[Coordinate annotation records]
=====

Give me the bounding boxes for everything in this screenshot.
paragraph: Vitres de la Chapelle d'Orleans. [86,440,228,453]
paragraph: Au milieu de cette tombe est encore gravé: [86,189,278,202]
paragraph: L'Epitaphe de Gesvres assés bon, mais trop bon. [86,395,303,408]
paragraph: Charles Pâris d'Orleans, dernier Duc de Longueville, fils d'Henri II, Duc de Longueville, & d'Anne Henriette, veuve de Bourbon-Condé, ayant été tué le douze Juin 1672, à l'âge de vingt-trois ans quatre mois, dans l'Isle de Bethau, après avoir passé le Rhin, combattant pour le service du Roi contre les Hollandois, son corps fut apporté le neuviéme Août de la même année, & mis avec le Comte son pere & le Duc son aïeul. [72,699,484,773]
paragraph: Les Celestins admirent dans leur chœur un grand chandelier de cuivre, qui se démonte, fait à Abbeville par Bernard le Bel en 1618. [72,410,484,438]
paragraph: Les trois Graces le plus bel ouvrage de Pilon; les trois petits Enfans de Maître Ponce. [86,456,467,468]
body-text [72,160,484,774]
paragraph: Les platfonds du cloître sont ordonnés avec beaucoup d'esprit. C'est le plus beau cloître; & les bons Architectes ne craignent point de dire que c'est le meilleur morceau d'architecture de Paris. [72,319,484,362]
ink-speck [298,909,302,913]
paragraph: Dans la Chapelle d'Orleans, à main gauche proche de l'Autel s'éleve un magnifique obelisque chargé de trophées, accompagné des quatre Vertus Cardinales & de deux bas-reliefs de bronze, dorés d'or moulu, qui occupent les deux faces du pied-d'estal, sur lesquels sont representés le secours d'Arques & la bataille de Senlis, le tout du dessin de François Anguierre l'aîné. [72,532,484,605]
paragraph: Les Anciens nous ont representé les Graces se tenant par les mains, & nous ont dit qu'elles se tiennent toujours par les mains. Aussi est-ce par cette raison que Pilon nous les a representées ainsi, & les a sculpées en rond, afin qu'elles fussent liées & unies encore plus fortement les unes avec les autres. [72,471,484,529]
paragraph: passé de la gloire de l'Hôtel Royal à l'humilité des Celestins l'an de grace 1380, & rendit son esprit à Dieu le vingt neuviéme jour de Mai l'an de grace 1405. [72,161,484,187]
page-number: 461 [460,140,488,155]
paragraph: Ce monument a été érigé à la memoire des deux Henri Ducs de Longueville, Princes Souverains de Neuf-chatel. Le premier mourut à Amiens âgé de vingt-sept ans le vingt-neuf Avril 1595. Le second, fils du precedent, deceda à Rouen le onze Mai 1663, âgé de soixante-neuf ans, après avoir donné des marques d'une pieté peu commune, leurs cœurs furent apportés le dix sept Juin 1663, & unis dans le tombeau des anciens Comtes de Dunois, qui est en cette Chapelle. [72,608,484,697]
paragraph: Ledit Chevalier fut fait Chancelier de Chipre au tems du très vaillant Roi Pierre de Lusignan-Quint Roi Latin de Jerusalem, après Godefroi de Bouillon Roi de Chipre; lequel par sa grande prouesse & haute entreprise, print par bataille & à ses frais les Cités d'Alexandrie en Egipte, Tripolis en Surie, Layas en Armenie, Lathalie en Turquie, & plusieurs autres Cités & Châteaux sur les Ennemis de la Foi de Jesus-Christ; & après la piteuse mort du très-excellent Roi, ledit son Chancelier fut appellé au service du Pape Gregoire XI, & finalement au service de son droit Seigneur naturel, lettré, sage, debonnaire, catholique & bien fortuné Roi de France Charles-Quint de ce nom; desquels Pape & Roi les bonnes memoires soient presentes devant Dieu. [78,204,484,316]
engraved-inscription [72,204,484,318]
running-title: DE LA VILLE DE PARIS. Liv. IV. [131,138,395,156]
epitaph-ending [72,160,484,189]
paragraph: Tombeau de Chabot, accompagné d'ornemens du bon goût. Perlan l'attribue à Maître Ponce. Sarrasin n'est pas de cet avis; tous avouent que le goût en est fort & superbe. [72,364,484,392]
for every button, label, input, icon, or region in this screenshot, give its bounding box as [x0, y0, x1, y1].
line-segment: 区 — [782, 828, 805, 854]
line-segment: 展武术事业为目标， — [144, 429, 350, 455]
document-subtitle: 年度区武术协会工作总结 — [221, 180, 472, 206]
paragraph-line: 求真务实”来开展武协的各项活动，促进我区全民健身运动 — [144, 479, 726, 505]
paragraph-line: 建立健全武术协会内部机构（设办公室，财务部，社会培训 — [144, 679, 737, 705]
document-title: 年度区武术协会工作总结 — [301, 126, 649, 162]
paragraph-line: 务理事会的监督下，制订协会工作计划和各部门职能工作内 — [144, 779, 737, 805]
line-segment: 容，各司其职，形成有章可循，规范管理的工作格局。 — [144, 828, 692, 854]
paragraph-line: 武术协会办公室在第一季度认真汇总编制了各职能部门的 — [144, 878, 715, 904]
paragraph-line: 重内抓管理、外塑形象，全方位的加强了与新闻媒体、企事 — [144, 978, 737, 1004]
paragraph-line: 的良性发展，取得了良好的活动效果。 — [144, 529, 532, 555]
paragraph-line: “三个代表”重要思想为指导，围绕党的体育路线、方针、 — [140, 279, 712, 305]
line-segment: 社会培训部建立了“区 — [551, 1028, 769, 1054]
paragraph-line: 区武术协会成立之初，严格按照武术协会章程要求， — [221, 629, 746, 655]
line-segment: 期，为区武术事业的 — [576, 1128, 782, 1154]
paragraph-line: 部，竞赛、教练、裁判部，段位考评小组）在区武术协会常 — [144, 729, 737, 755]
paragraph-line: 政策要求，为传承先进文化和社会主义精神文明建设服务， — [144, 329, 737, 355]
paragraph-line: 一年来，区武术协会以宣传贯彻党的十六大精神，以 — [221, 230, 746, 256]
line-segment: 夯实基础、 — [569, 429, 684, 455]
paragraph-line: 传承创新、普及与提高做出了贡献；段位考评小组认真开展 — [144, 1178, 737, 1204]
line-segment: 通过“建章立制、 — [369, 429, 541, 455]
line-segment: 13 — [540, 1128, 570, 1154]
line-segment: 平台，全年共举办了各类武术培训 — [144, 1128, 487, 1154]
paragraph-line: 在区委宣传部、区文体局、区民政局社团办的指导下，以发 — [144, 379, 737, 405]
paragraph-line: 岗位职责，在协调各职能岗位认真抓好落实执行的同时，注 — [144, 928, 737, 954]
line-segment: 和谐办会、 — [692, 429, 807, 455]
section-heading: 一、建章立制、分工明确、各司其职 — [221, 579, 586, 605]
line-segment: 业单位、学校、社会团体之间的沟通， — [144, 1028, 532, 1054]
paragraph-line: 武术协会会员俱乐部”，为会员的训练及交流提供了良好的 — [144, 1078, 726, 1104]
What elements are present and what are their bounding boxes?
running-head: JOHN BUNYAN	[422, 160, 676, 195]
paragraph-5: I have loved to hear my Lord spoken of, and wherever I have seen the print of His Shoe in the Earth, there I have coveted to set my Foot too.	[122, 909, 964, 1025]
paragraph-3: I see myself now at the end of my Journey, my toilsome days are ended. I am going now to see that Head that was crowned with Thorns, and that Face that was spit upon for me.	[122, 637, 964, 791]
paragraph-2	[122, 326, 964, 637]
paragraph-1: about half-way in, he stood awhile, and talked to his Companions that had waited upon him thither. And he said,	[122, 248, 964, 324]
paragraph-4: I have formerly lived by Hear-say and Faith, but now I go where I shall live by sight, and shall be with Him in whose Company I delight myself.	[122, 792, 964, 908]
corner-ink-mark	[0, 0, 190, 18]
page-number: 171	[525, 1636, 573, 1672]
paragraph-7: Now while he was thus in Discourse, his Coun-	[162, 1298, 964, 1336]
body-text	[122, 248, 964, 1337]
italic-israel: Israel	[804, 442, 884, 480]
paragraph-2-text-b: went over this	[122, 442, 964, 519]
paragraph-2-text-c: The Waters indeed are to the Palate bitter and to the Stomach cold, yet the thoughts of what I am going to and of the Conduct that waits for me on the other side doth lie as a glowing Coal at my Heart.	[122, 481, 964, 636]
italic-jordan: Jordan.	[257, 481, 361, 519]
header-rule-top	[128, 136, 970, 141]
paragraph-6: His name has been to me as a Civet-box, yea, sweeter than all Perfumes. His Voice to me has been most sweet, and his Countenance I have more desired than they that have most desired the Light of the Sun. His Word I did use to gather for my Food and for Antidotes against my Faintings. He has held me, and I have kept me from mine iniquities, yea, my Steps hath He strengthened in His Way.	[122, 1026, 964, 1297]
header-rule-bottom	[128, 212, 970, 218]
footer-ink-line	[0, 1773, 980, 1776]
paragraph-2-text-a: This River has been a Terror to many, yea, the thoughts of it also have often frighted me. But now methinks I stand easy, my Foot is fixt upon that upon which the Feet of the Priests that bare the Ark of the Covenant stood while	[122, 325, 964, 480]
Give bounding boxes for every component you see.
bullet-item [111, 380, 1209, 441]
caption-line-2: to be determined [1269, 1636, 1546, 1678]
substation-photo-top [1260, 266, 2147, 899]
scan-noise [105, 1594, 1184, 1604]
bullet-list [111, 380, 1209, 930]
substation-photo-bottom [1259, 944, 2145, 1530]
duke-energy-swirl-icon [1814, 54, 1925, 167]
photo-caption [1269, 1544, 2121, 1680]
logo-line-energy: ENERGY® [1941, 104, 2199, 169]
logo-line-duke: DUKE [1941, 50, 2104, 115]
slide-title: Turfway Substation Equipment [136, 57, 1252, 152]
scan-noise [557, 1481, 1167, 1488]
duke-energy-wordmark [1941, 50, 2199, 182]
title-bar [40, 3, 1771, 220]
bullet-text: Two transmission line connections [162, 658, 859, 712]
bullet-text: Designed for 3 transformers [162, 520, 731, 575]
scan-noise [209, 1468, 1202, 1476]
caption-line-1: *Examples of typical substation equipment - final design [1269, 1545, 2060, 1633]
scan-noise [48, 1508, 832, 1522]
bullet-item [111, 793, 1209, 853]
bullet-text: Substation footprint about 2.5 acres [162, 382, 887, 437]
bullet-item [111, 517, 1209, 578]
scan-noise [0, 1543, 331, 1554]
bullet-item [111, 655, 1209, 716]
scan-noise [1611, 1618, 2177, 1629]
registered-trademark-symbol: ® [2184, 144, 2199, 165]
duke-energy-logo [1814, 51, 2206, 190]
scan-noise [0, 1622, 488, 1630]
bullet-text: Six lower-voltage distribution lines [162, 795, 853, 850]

=====

◆ **The exercise**
Can you rewrite the lines from the start of the listing through the line holding "paragraph: passé de", both included, as a JSON list of strings with one string per line and any blank lines dropped?

◆ **Task solution**
[
  "Give me the bounding boxes for everything in this screenshot.",
  "paragraph: Vitres de la Chapelle d'Orleans. [86,440,228,453]",
  "paragraph: Au milieu de cette tombe est encore gravé: [86,189,278,202]",
  "paragraph: L'Epitaphe de Gesvres assés bon, mais trop bon. [86,395,303,408]",
  "paragraph: Charles Pâris d'Orleans, dernier Duc de Longueville, fils d'Henri II, Duc de Longueville, & d'Anne Henriette, veuve de Bourbon-Condé, ayant été tué le douze Juin 1672, à l'âge de vingt-trois ans quatre mois, dans l'Isle de Bethau, après avoir passé le Rhin, combattant pour le service du Roi contre les Hollandois, son corps fut apporté le neuviéme Août de la même année, & mis avec le Comte son pere & le Duc son aïeul. [72,699,484,773]",
  "paragraph: Les Celestins admirent dans leur chœur un grand chandelier de cuivre, qui se démonte, fait à Abbeville par Bernard le Bel en 1618. [72,410,484,438]",
  "paragraph: Les trois Graces le plus bel ouvrage de Pilon; les trois petits Enfans de Maître Ponce. [86,456,467,468]",
  "body-text [72,160,484,774]",
  "paragraph: Les platfonds du cloître sont ordonnés avec beaucoup d'esprit. C'est le plus beau cloître; & les bons Architectes ne craignent point de dire que c'est le meilleur morceau d'architecture de Paris. [72,319,484,362]",
  "ink-speck [298,909,302,913]",
  "paragraph: Dans la Chapelle d'Orleans, à main gauche proche de l'Autel s'éleve un magnifique obelisque chargé de trophées, accompagné des quatre Vertus Cardinales & de deux bas-reliefs de bronze, dorés d'or moulu, qui occupent les deux faces du pied-d'estal, sur lesquels sont representés le secours d'Arques & la bataille de Senlis, le tout du dessin de François Anguierre l'aîné. [72,532,484,605]",
  "paragraph: Les Anciens nous ont representé les Graces se tenant par les mains, & nous ont dit qu'elles se tiennent toujours par les mains. Aussi est-ce par cette raison que Pilon nous les a representées ainsi, & les a sculpées en rond, afin qu'elles fussent liées & unies encore plus fortement les unes avec les autres. [72,471,484,529]",
  "paragraph: passé de la gloire de l'Hôtel Royal à l'humilité des Celestins l'an de grace 1380, & rendit son esprit à Dieu le vingt neuviéme jour de Mai l'an de grace 1405. [72,161,484,187]"
]